>>>>

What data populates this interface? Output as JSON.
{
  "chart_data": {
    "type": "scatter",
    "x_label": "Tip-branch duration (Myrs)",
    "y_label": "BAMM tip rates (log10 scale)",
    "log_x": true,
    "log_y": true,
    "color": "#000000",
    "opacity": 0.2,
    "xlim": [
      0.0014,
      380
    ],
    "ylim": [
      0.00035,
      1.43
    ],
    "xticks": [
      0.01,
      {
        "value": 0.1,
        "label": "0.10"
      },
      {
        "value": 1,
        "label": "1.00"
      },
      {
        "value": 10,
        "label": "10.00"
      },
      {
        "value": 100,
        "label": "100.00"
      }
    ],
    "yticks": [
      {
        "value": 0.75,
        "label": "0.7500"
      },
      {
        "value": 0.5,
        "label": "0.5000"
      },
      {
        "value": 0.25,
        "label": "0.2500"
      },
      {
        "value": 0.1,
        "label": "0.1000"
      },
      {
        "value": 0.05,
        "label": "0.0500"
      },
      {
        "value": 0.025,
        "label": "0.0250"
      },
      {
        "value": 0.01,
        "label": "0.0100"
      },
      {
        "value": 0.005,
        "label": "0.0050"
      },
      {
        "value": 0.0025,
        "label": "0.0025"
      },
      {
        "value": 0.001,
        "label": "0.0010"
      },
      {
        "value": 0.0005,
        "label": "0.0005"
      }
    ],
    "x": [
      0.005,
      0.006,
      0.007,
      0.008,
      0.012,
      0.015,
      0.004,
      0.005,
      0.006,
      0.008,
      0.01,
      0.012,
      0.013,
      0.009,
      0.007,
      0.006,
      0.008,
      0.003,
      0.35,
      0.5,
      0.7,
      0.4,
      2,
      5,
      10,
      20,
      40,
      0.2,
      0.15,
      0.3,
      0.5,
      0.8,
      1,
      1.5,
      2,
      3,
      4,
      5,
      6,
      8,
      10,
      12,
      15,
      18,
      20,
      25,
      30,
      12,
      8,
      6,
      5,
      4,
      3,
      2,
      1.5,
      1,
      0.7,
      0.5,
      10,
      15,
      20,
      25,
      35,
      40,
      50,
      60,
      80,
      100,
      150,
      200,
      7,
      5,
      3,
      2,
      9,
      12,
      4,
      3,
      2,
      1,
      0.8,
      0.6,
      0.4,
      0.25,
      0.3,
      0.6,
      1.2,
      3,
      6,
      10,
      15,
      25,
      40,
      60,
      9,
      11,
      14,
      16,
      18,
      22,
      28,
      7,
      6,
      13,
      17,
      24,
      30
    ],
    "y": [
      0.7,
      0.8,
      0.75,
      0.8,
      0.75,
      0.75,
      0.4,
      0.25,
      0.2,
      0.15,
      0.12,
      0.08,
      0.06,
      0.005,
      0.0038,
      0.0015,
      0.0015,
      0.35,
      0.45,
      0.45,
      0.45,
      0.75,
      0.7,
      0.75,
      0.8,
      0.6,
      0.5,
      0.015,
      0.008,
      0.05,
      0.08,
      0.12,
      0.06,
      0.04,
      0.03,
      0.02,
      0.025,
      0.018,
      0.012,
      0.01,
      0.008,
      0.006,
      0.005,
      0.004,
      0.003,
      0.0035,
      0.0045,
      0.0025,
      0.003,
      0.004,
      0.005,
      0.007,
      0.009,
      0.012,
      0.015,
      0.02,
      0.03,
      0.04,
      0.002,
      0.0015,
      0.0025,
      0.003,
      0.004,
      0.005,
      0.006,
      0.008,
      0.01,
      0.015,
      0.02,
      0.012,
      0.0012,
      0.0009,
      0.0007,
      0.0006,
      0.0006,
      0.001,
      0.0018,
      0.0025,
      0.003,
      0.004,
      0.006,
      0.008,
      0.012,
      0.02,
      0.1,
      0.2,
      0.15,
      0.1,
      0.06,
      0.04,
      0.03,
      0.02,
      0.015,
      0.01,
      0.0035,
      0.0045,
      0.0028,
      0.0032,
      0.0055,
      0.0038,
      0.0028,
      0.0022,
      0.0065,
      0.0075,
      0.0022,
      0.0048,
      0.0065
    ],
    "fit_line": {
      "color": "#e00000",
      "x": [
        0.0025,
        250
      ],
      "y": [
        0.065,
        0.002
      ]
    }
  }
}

<<<<

EXERCISE OBJECTIVE: Each entry above is to be printed again exactly.

ANSWER FOR THE TASK:
What data populates this interface? Output as JSON.
{
  "chart_data": {
    "type": "scatter",
    "x_label": "Tip-branch duration (Myrs)",
    "y_label": "BAMM tip rates (log10 scale)",
    "log_x": true,
    "log_y": true,
    "color": "#000000",
    "opacity": 0.2,
    "xlim": [
      0.0014,
      380
    ],
    "ylim": [
      0.00035,
      1.43
    ],
    "xticks": [
      0.01,
      {
        "value": 0.1,
        "label": "0.10"
      },
      {
        "value": 1,
        "label": "1.00"
      },
      {
        "value": 10,
        "label": "10.00"
      },
      {
        "value": 100,
        "label": "100.00"
      }
    ],
    "yticks": [
      {
        "value": 0.75,
        "label": "0.7500"
      },
      {
        "value": 0.5,
        "label": "0.5000"
      },
      {
        "value": 0.25,
        "label": "0.2500"
      },
      {
        "value": 0.1,
        "label": "0.1000"
      },
      {
        "value": 0.05,
        "label": "0.0500"
      },
      {
        "value": 0.025,
        "label": "0.0250"
      },
      {
        "value": 0.01,
        "label": "0.0100"
      },
      {
        "value": 0.005,
        "label": "0.0050"
      },
      {
        "value": 0.0025,
        "label": "0.0025"
      },
      {
        "value": 0.001,
        "label": "0.0010"
      },
      {
        "value": 0.0005,
        "label": "0.0005"
      }
    ],
    "x": [
      0.005,
      0.006,
      0.007,
      0.008,
      0.012,
      0.015,
      0.004,
      0.005,
      0.006,
      0.008,
      0.01,
      0.012,
      0.013,
      0.009,
      0.007,
      0.006,
      0.008,
      0.003,
      0.35,
      0.5,
      0.7,
      0.4,
      2,
      5,
      10,
      20,
      40,
      0.2,
      0.15,
      0.3,
      0.5,
      0.8,
      1,
      1.5,
      2,
      3,
      4,
      5,
      6,
      8,
      10,
      12,
      15,
      18,
      20,
      25,
      30,
      12,
      8,
      6,
      5,
      4,
      3,
      2,
      1.5,
      1,
      0.7,
      0.5,
      10,
      15,
      20,
      25,
      35,
      40,
      50,
      60,
      80,
      100,
      150,
      200,
      7,
      5,
      3,
      2,
      9,
      12,
      4,
      3,
      2,
      1,
      0.8,
      0.6,
      0.4,
      0.25,
      0.3,
      0.6,
      1.2,
      3,
      6,
      10,
      15,
      25,
      40,
      60,
      9,
      11,
      14,
      16,
      18,
      22,
      28,
      7,
      6,
      13,
      17,
      24,
      30
    ],
    "y": [
      0.7,
      0.8,
      0.75,
      0.8,
      0.75,
      0.75,
      0.4,
      0.25,
      0.2,
      0.15,
      0.12,
      0.08,
      0.06,
      0.005,
      0.0038,
      0.0015,
      0.0015,
      0.35,
      0.45,
      0.45,
      0.45,
      0.75,
      0.7,
      0.75,
      0.8,
      0.6,
      0.5,
      0.015,
      0.008,
      0.05,
      0.08,
      0.12,
      0.06,
      0.04,
      0.03,
      0.02,
      0.025,
      0.018,
      0.012,
      0.01,
      0.008,
      0.006,
      0.005,
      0.004,
      0.003,
      0.0035,
      0.0045,
      0.0025,
      0.003,
      0.004,
      0.005,
      0.007,
      0.009,
      0.012,
      0.015,
      0.02,
      0.03,
      0.04,
      0.002,
      0.0015,
      0.0025,
      0.003,
      0.004,
      0.005,
      0.006,
      0.008,
      0.01,
      0.015,
      0.02,
      0.012,
      0.0012,
      0.0009,
      0.0007,
      0.0006,
      0.0006,
      0.001,
      0.0018,
      0.0025,
      0.003,
      0.004,
      0.006,
      0.008,
      0.012,
      0.02,
      0.1,
      0.2,
      0.15,
      0.1,
      0.06,
      0.04,
      0.03,
      0.02,
      0.015,
      0.01,
      0.0035,
      0.0045,
      0.0028,
      0.0032,
      0.0055,
      0.0038,
      0.0028,
      0.0022,
      0.0065,
      0.0075,
      0.0022,
      0.0048,
      0.0065
    ],
    "fit_line": {
      "color": "#e00000",
      "x": [
        0.0025,
        250
      ],
      "y": [
        0.065,
        0.002
      ]
    }
  }
}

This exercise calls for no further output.